_Short task_.
Will you give the material below again, every line exactly as it is?

_Data records_.
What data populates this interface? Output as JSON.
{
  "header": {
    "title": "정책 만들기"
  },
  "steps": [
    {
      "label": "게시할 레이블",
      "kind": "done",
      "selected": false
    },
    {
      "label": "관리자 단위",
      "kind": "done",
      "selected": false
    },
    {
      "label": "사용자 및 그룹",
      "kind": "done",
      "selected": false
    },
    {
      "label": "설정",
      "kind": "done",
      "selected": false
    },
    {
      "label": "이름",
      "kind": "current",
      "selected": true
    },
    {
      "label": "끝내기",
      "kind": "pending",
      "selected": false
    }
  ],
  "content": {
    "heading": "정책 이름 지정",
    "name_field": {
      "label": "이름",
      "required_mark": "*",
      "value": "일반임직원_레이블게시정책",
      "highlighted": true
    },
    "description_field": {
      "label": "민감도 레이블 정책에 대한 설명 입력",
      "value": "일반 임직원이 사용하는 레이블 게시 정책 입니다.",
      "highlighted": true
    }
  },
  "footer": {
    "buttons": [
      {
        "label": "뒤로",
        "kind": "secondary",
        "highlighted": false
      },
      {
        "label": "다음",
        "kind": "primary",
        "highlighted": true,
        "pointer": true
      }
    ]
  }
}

_Full answer_.
What data populates this interface? Output as JSON.
{
  "header": {
    "title": "정책 만들기"
  },
  "steps": [
    {
      "label": "게시할 레이블",
      "kind": "done",
      "selected": false
    },
    {
      "label": "관리자 단위",
      "kind": "done",
      "selected": false
    },
    {
      "label": "사용자 및 그룹",
      "kind": "done",
      "selected": false
    },
    {
      "label": "설정",
      "kind": "done",
      "selected": false
    },
    {
      "label": "이름",
      "kind": "current",
      "selected": true
    },
    {
      "label": "끝내기",
      "kind": "pending",
      "selected": false
    }
  ],
  "content": {
    "heading": "정책 이름 지정",
    "name_field": {
      "label": "이름",
      "required_mark": "*",
      "value": "일반임직원_레이블게시정책",
      "highlighted": true
    },
    "description_field": {
      "label": "민감도 레이블 정책에 대한 설명 입력",
      "value": "일반 임직원이 사용하는 레이블 게시 정책 입니다.",
      "highlighted": true
    }
  },
  "footer": {
    "buttons": [
      {
        "label": "뒤로",
        "kind": "secondary",
        "highlighted": false
      },
      {
        "label": "다음",
        "kind": "primary",
        "highlighted": true,
        "pointer": true
      }
    ]
  }
}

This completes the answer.